Stored records:

----------------

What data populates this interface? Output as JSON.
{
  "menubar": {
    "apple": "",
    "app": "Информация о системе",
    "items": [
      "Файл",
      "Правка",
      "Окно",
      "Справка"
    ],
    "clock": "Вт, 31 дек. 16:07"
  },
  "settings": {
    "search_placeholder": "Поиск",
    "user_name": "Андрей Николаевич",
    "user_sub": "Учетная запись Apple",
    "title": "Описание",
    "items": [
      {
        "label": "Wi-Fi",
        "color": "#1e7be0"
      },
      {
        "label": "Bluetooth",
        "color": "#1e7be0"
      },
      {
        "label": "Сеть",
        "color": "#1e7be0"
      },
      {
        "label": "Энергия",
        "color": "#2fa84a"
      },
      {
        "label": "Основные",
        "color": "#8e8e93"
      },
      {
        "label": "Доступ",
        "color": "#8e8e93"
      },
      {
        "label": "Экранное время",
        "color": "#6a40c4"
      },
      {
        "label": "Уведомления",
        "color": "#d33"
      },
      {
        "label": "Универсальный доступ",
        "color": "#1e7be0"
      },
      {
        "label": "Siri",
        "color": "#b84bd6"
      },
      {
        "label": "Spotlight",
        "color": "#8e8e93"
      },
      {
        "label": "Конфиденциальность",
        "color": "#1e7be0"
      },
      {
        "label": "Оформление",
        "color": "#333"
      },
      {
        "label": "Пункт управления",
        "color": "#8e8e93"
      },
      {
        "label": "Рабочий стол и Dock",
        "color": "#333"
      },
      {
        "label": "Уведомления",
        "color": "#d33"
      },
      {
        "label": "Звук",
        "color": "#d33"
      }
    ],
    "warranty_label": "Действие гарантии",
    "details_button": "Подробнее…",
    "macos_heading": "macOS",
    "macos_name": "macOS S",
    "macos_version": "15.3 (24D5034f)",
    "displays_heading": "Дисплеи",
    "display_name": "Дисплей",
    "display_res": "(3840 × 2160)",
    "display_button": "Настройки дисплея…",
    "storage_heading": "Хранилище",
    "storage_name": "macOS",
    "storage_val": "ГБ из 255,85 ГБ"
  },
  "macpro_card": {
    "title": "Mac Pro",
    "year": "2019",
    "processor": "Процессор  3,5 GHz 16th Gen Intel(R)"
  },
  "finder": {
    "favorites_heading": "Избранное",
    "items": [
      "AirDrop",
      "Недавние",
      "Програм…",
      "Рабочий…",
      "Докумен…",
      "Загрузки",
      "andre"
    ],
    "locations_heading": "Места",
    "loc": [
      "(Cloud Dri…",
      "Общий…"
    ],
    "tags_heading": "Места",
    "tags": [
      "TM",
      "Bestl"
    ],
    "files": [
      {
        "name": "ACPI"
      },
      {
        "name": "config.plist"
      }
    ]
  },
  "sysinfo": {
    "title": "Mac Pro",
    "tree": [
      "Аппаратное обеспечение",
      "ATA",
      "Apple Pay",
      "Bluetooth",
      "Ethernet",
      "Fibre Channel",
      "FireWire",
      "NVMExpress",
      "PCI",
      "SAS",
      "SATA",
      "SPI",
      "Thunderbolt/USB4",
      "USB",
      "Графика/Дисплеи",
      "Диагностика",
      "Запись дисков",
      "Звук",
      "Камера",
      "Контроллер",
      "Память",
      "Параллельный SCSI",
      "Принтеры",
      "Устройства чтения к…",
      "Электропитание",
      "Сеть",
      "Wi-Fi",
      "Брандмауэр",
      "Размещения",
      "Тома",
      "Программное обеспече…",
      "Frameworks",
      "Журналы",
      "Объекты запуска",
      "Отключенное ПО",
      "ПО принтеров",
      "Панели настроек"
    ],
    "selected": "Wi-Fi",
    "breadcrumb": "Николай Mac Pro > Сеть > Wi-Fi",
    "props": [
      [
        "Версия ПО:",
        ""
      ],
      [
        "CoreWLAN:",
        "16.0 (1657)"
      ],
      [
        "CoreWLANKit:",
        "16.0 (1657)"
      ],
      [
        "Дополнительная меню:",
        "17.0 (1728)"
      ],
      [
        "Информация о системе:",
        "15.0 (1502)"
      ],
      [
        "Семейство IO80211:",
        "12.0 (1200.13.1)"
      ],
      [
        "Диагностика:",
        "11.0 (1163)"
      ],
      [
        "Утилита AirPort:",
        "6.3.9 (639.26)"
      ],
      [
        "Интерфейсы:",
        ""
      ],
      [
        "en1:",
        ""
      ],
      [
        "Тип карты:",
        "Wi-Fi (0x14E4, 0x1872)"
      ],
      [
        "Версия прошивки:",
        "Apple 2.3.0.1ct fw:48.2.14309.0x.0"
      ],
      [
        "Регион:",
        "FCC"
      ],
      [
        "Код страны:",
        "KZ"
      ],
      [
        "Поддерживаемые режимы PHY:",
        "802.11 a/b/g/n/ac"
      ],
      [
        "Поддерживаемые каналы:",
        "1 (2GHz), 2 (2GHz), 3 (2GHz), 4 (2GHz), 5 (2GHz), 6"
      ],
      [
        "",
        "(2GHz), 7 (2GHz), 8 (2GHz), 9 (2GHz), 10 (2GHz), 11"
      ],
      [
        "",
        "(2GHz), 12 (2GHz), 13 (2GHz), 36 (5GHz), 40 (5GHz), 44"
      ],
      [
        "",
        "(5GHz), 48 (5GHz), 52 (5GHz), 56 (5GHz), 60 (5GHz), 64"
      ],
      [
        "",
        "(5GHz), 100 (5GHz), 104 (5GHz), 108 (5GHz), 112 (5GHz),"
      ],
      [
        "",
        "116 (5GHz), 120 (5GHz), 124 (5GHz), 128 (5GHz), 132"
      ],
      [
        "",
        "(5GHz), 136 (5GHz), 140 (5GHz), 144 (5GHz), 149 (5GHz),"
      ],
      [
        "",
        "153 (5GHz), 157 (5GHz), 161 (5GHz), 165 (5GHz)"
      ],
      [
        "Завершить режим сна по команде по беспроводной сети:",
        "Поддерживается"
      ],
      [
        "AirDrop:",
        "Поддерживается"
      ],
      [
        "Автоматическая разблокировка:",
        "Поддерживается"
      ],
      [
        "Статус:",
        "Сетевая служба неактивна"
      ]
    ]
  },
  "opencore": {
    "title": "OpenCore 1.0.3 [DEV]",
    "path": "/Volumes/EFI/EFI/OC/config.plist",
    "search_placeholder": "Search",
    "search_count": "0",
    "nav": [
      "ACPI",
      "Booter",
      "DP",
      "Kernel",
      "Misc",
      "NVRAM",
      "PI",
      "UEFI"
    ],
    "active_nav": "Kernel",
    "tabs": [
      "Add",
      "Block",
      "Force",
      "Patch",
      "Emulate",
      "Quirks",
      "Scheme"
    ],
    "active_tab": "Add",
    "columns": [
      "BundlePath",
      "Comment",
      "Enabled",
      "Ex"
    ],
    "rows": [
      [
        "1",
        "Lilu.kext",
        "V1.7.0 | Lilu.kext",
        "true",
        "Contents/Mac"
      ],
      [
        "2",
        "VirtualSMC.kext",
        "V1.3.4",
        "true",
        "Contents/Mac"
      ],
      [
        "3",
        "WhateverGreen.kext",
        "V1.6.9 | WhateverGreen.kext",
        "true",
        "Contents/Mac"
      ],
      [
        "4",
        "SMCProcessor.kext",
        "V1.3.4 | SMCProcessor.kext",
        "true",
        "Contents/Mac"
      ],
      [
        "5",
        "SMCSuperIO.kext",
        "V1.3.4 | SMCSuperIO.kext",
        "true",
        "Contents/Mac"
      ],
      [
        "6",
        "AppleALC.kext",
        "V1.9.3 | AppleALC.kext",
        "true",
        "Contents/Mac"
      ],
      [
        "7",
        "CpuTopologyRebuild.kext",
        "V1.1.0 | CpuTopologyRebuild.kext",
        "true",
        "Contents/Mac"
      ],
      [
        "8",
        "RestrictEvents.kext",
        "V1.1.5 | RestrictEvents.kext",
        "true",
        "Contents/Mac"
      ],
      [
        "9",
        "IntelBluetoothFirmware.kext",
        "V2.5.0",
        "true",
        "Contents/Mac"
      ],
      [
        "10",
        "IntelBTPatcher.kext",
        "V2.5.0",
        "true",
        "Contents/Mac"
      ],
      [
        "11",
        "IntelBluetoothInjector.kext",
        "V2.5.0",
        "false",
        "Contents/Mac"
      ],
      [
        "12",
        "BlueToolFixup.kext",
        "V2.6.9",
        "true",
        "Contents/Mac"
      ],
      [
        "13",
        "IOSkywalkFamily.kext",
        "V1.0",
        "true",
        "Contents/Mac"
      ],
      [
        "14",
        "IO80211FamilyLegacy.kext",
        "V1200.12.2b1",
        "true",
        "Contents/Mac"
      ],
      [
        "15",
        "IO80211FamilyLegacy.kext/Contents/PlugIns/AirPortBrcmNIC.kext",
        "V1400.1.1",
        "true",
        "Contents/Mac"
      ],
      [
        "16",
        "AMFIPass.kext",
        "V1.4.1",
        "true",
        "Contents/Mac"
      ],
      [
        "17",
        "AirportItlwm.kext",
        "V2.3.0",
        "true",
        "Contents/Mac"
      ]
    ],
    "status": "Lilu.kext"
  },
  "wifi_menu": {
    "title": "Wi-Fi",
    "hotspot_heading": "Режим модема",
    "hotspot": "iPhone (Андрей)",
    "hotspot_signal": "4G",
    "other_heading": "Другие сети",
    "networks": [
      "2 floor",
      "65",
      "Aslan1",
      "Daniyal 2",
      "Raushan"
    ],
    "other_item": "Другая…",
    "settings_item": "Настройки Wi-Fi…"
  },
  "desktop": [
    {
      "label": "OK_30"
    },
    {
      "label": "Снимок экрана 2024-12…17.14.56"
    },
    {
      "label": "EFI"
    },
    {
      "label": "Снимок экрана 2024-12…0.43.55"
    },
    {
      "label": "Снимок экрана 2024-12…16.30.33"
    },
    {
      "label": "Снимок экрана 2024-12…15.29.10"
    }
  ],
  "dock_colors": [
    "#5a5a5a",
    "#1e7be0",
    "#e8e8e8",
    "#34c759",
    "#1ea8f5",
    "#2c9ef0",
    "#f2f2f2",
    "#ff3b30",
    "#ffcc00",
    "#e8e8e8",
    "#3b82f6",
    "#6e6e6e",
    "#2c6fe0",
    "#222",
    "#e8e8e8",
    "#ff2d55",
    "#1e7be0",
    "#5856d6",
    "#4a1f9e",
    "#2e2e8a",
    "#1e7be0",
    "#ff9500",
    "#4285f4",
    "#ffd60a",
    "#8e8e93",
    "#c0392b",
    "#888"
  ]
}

----------------

Instruction: From the entries above, copy every line where the word "Информация" shows up.

Problem solution:
    "app": "Информация о системе",
        "Информация о системе:",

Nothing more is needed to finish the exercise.